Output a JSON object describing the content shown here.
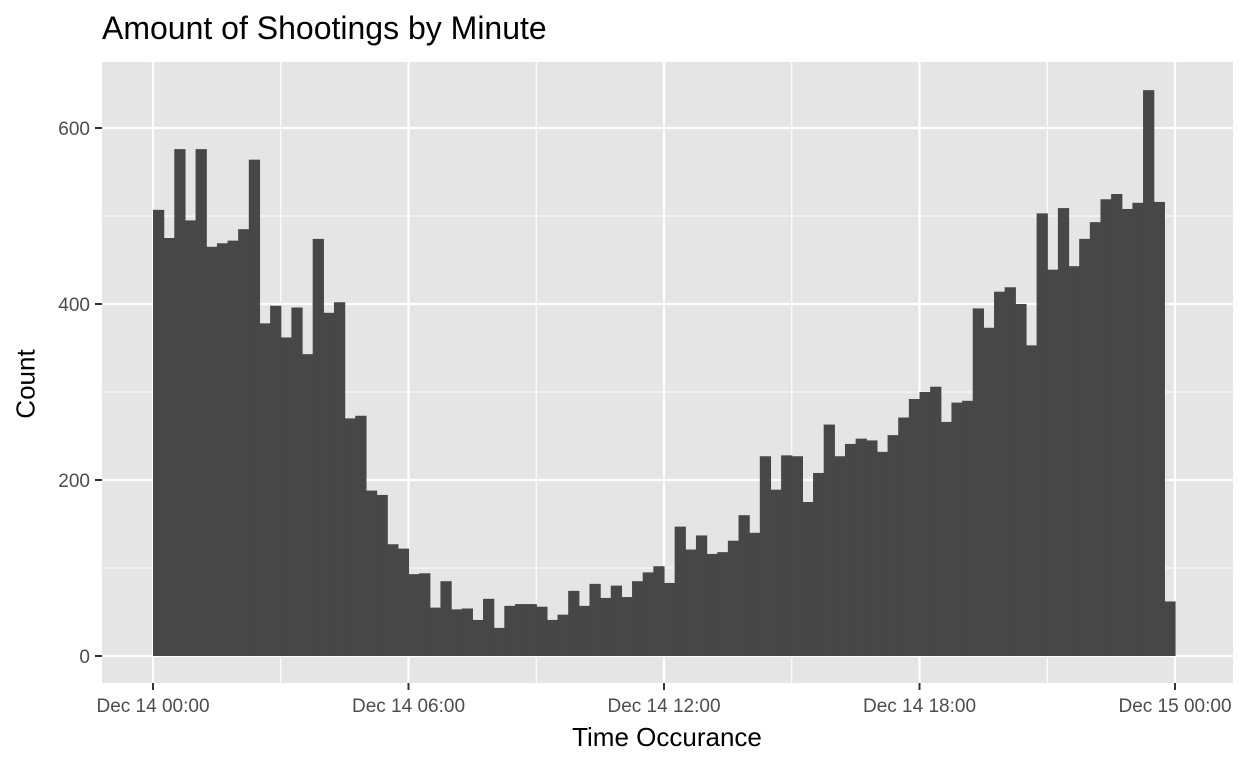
{
  "chart_data": {
    "type": "bar",
    "title": "Amount of Shootings by Minute",
    "xlabel": "Time Occurance",
    "ylabel": "Count",
    "x_range_hours": [
      0,
      24
    ],
    "ylim": [
      0,
      650
    ],
    "y_ticks": [
      0,
      200,
      400,
      600
    ],
    "x_ticks": [
      {
        "hour": 0,
        "label": "Dec 14 00:00"
      },
      {
        "hour": 6,
        "label": "Dec 14 06:00"
      },
      {
        "hour": 12,
        "label": "Dec 14 12:00"
      },
      {
        "hour": 18,
        "label": "Dec 14 18:00"
      },
      {
        "hour": 24,
        "label": "Dec 15 00:00"
      }
    ],
    "bins_per_hour": 4,
    "values": [
      507,
      475,
      576,
      495,
      576,
      465,
      469,
      472,
      485,
      564,
      378,
      398,
      362,
      396,
      343,
      474,
      390,
      402,
      270,
      273,
      188,
      183,
      127,
      122,
      93,
      94,
      55,
      85,
      53,
      54,
      41,
      65,
      32,
      57,
      59,
      59,
      56,
      41,
      47,
      74,
      57,
      82,
      66,
      80,
      67,
      85,
      95,
      102,
      83,
      147,
      121,
      137,
      116,
      118,
      131,
      160,
      140,
      227,
      189,
      228,
      227,
      175,
      208,
      263,
      227,
      241,
      247,
      245,
      232,
      251,
      271,
      292,
      300,
      306,
      266,
      288,
      290,
      395,
      373,
      414,
      419,
      400,
      353,
      503,
      439,
      509,
      443,
      474,
      493,
      519,
      525,
      508,
      515,
      643,
      516,
      62
    ],
    "bar_color": "#474747",
    "panel_background": "#e5e5e5",
    "grid_color": "#ffffff",
    "grid": true,
    "legend": "none"
  }
}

OBJECTIVE
Make an exact copy of the records above, with the pictures left out.

REPLY
Output a JSON object describing the content shown here.
{
  "chart_data": {
    "type": "bar",
    "title": "Amount of Shootings by Minute",
    "xlabel": "Time Occurance",
    "ylabel": "Count",
    "x_range_hours": [
      0,
      24
    ],
    "ylim": [
      0,
      650
    ],
    "y_ticks": [
      0,
      200,
      400,
      600
    ],
    "x_ticks": [
      {
        "hour": 0,
        "label": "Dec 14 00:00"
      },
      {
        "hour": 6,
        "label": "Dec 14 06:00"
      },
      {
        "hour": 12,
        "label": "Dec 14 12:00"
      },
      {
        "hour": 18,
        "label": "Dec 14 18:00"
      },
      {
        "hour": 24,
        "label": "Dec 15 00:00"
      }
    ],
    "bins_per_hour": 4,
    "values": [
      507,
      475,
      576,
      495,
      576,
      465,
      469,
      472,
      485,
      564,
      378,
      398,
      362,
      396,
      343,
      474,
      390,
      402,
      270,
      273,
      188,
      183,
      127,
      122,
      93,
      94,
      55,
      85,
      53,
      54,
      41,
      65,
      32,
      57,
      59,
      59,
      56,
      41,
      47,
      74,
      57,
      82,
      66,
      80,
      67,
      85,
      95,
      102,
      83,
      147,
      121,
      137,
      116,
      118,
      131,
      160,
      140,
      227,
      189,
      228,
      227,
      175,
      208,
      263,
      227,
      241,
      247,
      245,
      232,
      251,
      271,
      292,
      300,
      306,
      266,
      288,
      290,
      395,
      373,
      414,
      419,
      400,
      353,
      503,
      439,
      509,
      443,
      474,
      493,
      519,
      525,
      508,
      515,
      643,
      516,
      62
    ],
    "bar_color": "#474747",
    "panel_background": "#e5e5e5",
    "grid_color": "#ffffff",
    "grid": true,
    "legend": "none"
  }
}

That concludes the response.